▸ **Supplied data**:
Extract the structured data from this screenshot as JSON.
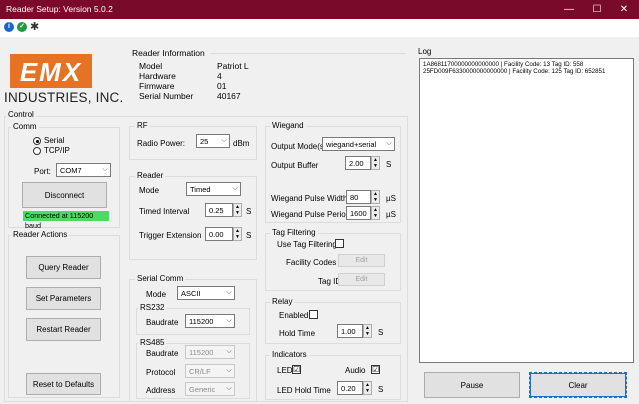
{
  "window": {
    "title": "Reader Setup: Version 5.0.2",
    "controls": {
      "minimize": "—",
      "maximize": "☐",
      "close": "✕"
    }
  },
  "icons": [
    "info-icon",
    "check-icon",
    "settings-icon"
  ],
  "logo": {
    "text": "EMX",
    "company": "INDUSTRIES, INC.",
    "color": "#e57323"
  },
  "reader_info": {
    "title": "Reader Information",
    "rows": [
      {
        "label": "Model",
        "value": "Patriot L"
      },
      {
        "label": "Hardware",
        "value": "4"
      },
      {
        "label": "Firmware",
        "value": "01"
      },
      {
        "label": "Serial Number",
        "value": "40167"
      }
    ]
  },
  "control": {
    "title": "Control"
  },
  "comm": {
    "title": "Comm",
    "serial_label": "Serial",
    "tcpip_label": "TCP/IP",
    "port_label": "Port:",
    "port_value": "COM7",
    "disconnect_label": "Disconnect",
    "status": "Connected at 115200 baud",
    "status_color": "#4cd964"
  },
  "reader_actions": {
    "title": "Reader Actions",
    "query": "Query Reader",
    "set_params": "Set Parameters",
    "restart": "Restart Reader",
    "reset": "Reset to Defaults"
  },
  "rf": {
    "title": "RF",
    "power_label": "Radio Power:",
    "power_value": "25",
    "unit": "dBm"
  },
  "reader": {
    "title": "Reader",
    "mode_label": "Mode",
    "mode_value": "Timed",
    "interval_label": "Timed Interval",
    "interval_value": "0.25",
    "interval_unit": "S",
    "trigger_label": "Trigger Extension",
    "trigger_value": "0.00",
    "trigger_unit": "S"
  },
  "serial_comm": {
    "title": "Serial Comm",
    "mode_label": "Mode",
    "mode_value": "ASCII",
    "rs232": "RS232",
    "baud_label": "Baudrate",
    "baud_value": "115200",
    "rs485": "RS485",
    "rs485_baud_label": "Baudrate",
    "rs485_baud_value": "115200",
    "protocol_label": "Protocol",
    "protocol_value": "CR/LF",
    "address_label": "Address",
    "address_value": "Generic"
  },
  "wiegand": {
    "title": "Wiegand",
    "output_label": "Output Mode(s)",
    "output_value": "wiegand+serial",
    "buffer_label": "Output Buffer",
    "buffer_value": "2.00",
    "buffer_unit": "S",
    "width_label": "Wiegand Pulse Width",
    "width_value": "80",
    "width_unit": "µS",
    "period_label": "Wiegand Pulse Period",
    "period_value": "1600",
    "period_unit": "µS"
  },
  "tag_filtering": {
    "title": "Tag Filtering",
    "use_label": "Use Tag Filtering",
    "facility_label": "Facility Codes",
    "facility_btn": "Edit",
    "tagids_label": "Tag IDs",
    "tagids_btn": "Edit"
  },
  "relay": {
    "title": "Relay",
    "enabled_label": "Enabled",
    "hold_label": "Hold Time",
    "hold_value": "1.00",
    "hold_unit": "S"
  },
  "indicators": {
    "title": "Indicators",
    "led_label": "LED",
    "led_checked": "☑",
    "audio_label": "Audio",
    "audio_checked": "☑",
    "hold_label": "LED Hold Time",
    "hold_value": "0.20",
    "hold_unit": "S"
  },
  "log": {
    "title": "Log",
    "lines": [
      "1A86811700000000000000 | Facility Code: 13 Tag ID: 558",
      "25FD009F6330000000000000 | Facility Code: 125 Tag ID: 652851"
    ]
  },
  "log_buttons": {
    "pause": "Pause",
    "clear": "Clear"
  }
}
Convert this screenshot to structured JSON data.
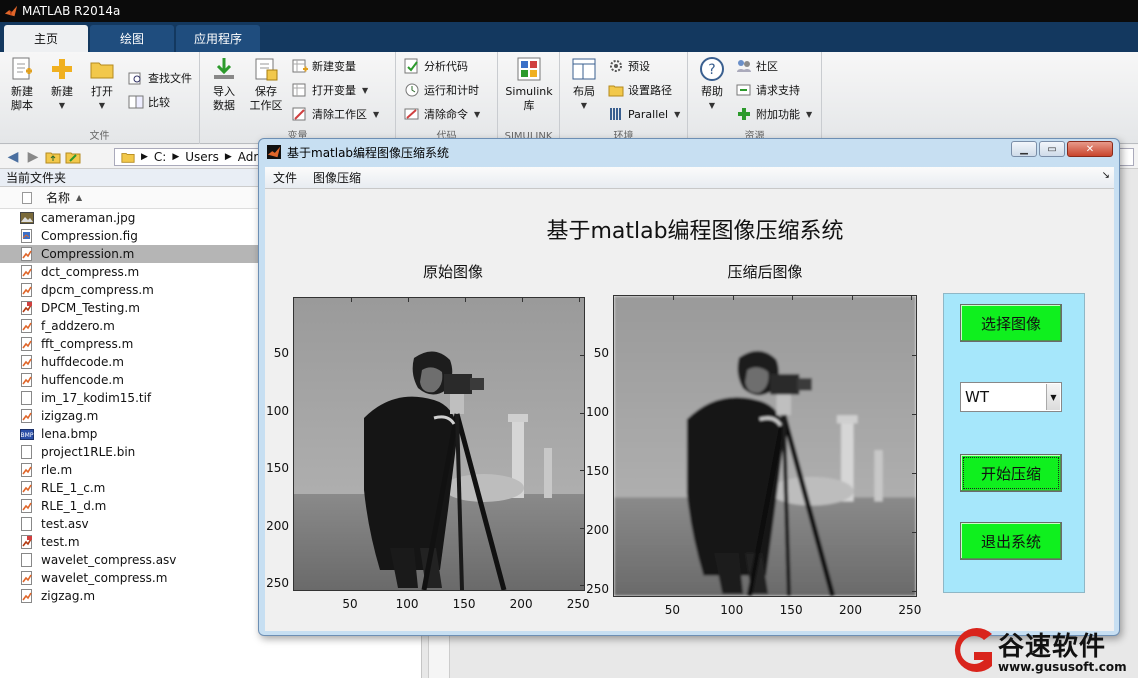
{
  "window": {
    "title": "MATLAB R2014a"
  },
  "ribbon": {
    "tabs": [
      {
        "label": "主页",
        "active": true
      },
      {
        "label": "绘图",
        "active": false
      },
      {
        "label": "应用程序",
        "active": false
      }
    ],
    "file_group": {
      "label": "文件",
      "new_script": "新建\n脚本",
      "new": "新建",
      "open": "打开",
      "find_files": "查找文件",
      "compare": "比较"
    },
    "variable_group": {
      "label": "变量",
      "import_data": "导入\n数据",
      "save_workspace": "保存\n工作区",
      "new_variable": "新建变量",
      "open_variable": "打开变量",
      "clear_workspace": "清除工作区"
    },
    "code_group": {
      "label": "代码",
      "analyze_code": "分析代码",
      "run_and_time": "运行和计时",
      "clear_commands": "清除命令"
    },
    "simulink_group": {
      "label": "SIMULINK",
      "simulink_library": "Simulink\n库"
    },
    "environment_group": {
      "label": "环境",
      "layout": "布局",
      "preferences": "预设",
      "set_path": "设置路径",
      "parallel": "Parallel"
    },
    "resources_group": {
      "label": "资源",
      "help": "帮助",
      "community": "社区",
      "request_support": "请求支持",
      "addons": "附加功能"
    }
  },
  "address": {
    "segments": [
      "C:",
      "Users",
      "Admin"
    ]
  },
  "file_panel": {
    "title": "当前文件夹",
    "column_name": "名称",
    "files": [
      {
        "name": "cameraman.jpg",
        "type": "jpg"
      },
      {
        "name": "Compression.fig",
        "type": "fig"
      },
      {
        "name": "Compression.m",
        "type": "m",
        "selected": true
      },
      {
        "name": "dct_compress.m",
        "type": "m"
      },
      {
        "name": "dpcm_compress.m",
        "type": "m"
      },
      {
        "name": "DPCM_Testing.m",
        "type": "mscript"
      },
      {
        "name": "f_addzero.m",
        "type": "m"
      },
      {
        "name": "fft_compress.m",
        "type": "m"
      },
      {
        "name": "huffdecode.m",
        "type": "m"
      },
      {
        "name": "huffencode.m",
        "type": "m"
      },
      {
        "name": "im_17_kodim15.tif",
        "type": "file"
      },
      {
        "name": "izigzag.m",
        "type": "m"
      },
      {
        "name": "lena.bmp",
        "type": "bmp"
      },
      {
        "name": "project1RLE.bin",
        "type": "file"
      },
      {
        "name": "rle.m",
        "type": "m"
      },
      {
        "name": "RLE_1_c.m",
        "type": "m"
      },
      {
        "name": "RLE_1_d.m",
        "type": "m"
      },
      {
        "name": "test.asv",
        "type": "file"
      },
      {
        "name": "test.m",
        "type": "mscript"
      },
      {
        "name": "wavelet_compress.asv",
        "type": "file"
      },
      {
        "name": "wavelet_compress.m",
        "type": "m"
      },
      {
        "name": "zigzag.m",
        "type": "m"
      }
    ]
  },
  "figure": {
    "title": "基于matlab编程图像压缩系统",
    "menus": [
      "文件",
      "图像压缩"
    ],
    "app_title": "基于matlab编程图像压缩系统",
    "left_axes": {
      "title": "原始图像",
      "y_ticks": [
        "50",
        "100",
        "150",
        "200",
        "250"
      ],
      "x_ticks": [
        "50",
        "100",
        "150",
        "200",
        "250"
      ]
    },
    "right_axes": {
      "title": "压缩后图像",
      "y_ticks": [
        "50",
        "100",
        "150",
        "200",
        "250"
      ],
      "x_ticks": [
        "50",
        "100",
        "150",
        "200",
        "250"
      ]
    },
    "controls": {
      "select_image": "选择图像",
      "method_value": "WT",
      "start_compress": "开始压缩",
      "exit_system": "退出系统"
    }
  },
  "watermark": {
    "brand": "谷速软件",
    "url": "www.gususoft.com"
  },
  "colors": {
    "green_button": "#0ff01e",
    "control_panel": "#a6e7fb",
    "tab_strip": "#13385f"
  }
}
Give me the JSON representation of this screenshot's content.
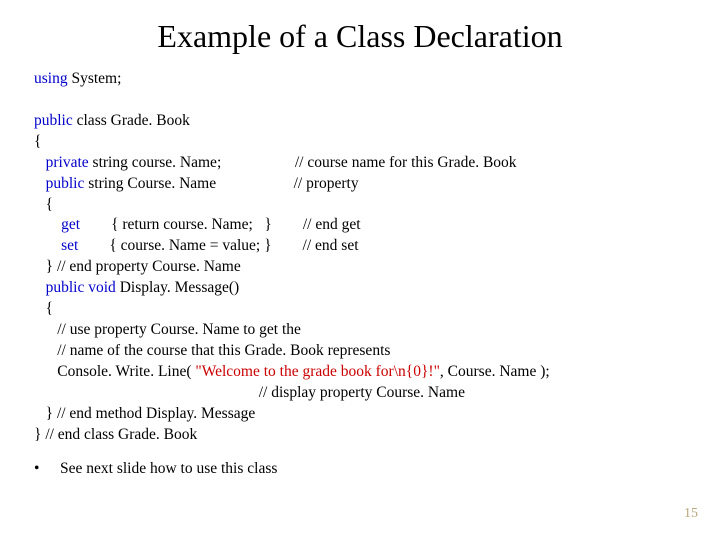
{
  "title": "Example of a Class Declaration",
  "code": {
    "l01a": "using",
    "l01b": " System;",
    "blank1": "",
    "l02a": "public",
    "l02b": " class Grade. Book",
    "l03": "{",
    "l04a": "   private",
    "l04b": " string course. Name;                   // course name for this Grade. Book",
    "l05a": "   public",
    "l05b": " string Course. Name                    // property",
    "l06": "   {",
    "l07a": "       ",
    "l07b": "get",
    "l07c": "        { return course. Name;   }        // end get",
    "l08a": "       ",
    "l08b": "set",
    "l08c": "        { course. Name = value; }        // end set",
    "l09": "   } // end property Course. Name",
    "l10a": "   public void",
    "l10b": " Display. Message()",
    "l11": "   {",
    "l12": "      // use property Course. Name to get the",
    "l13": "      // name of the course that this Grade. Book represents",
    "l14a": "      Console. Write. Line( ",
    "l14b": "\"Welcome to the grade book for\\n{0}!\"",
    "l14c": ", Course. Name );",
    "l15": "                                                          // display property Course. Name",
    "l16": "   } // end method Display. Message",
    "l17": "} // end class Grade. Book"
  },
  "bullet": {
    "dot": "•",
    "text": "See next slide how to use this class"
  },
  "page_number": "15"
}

▸ **Aim**:
Go through the records and show every line with the string "screenshot" in it.

▸ **The solution**:
Extract the structured data from this screenshot as JSON.
Convert this screenshot to structured JSON data.
Give me the JSON representation of this screenshot's content.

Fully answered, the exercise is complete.